## REQUIRED WORK
[a] According to the Wentworth sergeant job posting below, to whom does the Community Partnership Sergeant / Supervisor report directly?
[b] Continue the Wentworth sergeant job posting below, picking up after its final sentence.

## EXCERPT TO READ
# Community Partnership Sergeant / Supervisor Wentworth Institute of Technology



## Kilvinsky (Jan 15, 2007)

*Community Partnership Sergeant / Supervisor*
Wentworth Institute of Technology 
in Boston, MA

Apply on Institution's Website

*Type:* Full-Time
*Posted:* 08/24/2022
*Category:* Police and Public Safety
*Department:* Public Safety

*Job Description Summary*

Wentworth Institute of Technology is seeking applicants interested in joining the Wentworth community as a *Community Partnership Sergeant / Supervisor in the Department of Public Safety*.

Reporting directly to the Police Lieutenant / Assistant Director of Public Safety, the Community Partnership Sergeant / Supervisor will have several responsibilities including:

Assist the department and university with emergency management, preparedness, and operational response training and planning.
Required attendance and participation in emergency preparedness drills and training with the Colleges of the Fenway (COF) and Longwood Collective / Medical Academic Scientific Community Organization (MASCO) emergency management and preparedness personnel.
Ensure the safety and security of students, staff, faculty, visitors, and WIT property through efficient use of police department resources. Determines necessary and appropriate actions needed to resolve problems.
Supervise campus police officers. Act as incident commander during campus emergencies until relieved by another supervisor or appropriate superior.
Play a pivotal role in the department's outreach, policy development, recruitment, and other strategic goals.
Oversee a range of internal and external community engagement activities and events and assist with efforts by the police department to engage with both the Wentworth community and the surrounding community.
Build and maintain relationships with key stakeholders and facilitating dialogue that informs and advances the mission of the department. Specific examples include but are not limited to; leadership development within communities, public education campaigns, community empowerment, community focus groups, and targeted community-centered task forces advancing public safety.
Work closely and partner with Wentworth Institute of Technology's Community and Government Relations, Center for Community & Learning Partnerships, Neighborhood Relations; Diversity, Equity, and Inclusion; Equity and Compliance, the Center for Diversity & Social Justice Programs, Center for Student Life, and Housing & Residential Education.
This specialty classification sergeant will be required to work a flexible schedule including evenings, weekends, and holidays to attend various emergency management preparedness and response meetings, community engagement-related events, and as required by management.

*Inclusive Excellence at Wentworth:*
_Wentworth Institute of Technology is committed to diversity, equity, and inclusion in all University programs and activities. The University does not discriminate based on race, color, national origin, sex, sexual orientation, religion, disability, age, genetic information, gender identity, veteran status or any other category protected by law. All qualified applicants will receive consideration._

To find out more about the Wentworth's commitment to Diversity, Equity and Inclusion, please visit the website Diversity, Equity, and Inclusion | Wentworth .

All applicants have the right to accessibility support and accommodations. To request accessibility support or accommodations, contact the Executive Director of Equity and Compliance, Catlin Wells, at *[email protected]*

*How to Apply*:
Interested applicants should apply at *https://jobs.wit.edu*. Please submit required documents.

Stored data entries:
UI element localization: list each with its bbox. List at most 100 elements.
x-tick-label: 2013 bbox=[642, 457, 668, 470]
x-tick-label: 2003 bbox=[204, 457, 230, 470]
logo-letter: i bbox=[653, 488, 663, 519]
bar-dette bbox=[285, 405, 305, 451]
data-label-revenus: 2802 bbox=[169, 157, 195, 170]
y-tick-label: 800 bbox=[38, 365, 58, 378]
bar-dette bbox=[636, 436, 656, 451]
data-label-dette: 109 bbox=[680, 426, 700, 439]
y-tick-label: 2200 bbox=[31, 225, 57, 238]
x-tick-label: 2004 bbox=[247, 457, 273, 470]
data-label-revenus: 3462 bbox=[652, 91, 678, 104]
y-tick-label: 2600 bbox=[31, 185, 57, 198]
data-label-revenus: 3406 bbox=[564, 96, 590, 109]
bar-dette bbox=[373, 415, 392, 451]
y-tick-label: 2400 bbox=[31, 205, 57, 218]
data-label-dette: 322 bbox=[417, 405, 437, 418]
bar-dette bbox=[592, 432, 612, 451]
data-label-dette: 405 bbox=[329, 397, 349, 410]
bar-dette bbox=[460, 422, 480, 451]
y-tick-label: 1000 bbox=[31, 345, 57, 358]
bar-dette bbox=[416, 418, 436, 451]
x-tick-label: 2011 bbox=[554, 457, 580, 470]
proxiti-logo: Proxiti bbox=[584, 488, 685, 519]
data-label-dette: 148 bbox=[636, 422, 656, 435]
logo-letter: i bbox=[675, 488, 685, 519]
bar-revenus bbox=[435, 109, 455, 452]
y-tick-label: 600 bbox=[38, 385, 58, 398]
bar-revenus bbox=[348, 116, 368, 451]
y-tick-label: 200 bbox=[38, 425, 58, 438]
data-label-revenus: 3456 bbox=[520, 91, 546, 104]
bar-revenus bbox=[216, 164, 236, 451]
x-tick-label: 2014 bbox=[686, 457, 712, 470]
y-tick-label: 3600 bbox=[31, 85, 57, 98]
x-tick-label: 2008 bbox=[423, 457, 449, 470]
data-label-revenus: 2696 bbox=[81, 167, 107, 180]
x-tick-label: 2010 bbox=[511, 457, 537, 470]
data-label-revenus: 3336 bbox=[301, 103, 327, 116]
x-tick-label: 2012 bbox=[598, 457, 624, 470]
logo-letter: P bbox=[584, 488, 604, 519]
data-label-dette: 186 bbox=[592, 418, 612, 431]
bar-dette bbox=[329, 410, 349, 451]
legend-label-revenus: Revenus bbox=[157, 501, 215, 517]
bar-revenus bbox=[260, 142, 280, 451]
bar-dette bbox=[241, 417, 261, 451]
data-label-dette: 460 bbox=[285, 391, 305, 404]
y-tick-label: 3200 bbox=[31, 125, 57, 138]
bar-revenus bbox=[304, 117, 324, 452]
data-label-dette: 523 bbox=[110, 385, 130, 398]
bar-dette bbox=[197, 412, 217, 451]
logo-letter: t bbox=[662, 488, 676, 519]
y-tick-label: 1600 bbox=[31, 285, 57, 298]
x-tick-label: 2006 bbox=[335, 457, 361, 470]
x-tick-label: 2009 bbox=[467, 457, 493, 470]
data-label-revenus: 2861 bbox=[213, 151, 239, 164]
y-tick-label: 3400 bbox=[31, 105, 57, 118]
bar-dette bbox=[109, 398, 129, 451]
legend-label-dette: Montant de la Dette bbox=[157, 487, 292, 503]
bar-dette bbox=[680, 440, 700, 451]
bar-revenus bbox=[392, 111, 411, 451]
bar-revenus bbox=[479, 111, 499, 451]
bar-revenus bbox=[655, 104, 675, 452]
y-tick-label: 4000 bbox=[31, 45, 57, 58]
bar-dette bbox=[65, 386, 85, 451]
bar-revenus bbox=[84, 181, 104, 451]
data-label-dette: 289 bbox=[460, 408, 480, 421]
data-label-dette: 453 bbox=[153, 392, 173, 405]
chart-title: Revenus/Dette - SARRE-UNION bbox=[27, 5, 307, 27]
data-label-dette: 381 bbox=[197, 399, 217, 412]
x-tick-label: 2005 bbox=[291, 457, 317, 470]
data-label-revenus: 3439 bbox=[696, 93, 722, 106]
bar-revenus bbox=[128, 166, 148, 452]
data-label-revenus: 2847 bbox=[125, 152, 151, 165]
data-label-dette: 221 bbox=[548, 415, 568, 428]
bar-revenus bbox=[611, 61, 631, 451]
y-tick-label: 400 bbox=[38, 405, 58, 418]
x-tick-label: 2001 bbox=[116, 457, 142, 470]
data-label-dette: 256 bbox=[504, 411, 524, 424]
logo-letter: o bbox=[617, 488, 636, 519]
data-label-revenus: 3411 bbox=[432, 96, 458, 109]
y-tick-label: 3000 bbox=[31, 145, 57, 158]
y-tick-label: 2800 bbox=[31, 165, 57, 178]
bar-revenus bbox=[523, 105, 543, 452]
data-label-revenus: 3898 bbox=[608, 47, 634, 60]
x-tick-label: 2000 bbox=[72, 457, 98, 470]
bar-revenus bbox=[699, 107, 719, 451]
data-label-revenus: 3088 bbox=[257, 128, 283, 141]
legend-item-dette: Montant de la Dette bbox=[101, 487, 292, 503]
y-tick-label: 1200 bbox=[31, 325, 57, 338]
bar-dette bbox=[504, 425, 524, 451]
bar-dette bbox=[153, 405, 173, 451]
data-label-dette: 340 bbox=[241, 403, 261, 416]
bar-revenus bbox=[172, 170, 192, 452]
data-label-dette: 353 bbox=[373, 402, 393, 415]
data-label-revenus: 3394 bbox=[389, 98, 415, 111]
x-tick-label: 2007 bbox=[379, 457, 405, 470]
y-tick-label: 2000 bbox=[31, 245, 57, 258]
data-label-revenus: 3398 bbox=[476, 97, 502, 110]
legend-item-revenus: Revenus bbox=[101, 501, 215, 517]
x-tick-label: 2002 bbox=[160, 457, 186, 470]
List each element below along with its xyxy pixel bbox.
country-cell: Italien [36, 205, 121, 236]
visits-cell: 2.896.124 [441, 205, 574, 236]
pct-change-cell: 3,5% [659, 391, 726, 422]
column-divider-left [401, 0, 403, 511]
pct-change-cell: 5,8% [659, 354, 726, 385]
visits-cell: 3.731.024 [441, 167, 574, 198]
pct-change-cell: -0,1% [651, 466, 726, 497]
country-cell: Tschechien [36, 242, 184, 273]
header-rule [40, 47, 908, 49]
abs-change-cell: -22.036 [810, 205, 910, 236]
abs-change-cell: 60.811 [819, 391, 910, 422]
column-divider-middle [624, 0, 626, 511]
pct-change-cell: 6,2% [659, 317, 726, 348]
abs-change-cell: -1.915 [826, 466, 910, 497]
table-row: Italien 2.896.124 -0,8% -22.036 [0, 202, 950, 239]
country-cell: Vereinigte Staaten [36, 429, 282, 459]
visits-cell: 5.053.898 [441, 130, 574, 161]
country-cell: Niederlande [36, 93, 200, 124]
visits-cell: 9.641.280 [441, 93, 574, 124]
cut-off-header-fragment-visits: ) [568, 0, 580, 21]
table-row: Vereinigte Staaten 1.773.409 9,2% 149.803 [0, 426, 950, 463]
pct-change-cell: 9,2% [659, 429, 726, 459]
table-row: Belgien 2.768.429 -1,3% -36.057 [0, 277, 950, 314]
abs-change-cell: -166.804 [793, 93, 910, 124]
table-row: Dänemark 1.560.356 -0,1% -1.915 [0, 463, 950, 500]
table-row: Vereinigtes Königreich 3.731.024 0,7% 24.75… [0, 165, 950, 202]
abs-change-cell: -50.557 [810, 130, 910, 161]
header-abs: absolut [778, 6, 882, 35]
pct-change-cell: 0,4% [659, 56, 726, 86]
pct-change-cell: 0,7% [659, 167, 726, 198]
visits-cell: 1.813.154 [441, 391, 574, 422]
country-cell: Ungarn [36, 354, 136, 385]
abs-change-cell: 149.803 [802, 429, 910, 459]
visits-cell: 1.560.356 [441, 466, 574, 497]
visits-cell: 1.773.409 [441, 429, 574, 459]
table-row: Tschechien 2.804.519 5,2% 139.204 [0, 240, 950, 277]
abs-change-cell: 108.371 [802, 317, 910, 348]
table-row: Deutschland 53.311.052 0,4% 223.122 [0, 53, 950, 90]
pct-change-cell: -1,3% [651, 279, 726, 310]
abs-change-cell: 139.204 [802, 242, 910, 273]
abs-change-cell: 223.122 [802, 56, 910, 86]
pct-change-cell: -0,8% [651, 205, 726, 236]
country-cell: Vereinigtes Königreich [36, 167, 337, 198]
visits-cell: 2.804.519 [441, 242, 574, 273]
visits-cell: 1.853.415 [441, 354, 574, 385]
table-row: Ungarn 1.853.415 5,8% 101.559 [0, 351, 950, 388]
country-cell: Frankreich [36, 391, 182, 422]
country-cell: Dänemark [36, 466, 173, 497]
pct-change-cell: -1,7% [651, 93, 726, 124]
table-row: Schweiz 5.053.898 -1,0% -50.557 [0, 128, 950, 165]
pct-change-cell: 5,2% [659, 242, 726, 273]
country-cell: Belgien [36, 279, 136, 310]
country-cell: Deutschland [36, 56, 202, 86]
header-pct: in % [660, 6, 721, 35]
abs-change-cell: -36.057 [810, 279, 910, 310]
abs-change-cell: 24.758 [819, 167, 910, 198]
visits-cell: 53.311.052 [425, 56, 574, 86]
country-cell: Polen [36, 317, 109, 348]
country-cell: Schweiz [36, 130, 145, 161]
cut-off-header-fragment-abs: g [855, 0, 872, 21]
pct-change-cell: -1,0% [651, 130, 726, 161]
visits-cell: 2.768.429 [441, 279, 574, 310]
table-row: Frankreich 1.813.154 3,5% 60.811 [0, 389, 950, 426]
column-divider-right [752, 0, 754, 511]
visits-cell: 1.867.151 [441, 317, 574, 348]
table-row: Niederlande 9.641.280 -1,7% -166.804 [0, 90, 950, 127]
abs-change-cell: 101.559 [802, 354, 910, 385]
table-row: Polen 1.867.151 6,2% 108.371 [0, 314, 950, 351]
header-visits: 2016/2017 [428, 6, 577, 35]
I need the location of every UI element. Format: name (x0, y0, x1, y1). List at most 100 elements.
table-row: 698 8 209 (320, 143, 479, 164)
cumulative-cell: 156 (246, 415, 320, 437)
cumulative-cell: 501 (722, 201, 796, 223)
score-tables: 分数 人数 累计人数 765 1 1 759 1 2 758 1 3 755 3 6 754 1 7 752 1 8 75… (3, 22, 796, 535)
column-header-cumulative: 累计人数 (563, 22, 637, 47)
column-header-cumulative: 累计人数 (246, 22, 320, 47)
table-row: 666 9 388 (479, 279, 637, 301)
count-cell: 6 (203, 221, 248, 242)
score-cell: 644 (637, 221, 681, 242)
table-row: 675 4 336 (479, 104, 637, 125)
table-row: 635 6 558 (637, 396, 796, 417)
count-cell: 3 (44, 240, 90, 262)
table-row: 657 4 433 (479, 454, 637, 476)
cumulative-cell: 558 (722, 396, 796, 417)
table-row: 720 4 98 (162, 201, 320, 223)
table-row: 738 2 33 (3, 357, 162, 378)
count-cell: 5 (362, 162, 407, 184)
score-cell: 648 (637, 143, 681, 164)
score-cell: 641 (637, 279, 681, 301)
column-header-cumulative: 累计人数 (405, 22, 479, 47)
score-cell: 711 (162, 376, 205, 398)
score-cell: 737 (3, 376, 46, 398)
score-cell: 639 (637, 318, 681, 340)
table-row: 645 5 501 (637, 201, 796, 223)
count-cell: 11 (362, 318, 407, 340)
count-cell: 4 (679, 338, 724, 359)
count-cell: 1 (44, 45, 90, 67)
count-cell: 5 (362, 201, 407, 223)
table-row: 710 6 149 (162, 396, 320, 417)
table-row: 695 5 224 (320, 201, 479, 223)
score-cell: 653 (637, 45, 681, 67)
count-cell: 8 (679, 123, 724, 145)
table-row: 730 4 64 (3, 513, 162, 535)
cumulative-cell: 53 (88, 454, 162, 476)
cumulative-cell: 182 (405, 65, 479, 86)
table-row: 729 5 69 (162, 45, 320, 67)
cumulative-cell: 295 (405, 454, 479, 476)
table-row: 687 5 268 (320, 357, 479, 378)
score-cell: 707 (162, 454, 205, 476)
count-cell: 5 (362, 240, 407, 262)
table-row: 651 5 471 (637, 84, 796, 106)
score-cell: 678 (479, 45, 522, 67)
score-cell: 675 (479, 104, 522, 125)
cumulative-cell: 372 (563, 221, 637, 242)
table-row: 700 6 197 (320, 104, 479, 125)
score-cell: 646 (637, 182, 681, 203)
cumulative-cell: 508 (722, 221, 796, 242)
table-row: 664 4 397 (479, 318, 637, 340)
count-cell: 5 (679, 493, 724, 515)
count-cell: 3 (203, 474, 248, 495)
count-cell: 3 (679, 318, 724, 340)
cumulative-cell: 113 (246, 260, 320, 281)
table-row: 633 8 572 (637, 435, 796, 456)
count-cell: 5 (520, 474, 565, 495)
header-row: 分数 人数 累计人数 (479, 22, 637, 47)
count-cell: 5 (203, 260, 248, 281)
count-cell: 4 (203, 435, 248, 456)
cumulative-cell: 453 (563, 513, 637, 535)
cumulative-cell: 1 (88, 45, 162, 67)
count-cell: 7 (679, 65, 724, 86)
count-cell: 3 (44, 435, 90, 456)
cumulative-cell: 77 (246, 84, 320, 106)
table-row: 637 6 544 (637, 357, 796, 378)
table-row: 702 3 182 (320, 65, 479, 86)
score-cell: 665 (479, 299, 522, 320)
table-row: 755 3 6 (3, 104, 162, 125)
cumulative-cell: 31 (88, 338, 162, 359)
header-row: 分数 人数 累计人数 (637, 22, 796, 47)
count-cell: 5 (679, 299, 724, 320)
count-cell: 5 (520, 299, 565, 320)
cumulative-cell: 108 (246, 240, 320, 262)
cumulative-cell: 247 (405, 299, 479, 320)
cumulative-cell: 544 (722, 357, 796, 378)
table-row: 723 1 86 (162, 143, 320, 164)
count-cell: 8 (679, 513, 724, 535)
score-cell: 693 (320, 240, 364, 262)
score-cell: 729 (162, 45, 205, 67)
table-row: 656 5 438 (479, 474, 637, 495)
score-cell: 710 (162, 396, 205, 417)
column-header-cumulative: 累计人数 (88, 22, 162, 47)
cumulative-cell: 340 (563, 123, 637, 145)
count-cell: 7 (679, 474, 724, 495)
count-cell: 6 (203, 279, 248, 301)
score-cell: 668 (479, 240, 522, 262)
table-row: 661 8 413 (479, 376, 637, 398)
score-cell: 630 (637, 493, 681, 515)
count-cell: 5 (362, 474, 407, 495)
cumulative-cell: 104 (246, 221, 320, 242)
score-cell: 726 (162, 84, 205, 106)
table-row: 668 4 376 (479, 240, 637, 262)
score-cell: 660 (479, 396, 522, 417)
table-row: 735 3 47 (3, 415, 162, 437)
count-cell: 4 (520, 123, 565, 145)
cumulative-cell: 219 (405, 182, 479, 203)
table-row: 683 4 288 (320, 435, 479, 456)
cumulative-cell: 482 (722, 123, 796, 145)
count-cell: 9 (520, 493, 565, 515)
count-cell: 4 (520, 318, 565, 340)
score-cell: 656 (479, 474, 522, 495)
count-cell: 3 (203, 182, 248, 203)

## ANSWERS BY ITEM NUMBER
[a] The Police Lieutenant / Assistant Director of Public Safety.

[b]
*Minimum Education Required:* Bachelor's degree

*Preferred Education:* Master's degree

*Minimum Work Experience Required:* Minimum of five years of experience as a sergeant/supervisor and/or ten years as a sworn law enforcement officer.

*Minimum Knowledge Required*
Comprehensive knowledge of theories, concepts and practices and ability to use in complex, difficult and/or unprecedented situations.

*Advertised Minimum Qualifications*

Bachelor's degree in criminal justice, emergency management, or related field
Minimum of five years of experience as a sergeant/supervisor and/or ten years as a sworn law enforcement officer.
Certification or concentration in emergency management.
*Advertised Preferred Qualifications*

Master's degree in criminal justice or related field.
Sexual assault investigator certification.
Factual analysis, interviewing, and interrogation training
Critical incident stress management certified.
Trained in crisis intervention.
Active shooter response instructor Certification (ALICE).
Experience with stress management.
Skilled and understanding of behavioral health stressors such as stress, depression, post-traumatic stress disorder (PTSD), and suicidal thoughts and actions.
Rape Aggression Defense System (RAD) certified instructor.
Certified as a field training officer (FTO).
Experience working with the community, government, organizations, and outside law enforcement agencies.
Experience with event planning and community engagement programming.
Excellent interpersonal, oral, and written communication skills and demonstrated ability to collaborate with individuals from different backgrounds and disciplines.
Experience with managing department-wide strategies and change management plans.
Strong time and project management skills and the ability to manage multiple projects simultaneously.
Ability to use critical thinking to navigate and analytically solve complex problems.
Ability to work independently and make sound judgments and decisions.
Must possess the ability to respond and take charge in emergency situations.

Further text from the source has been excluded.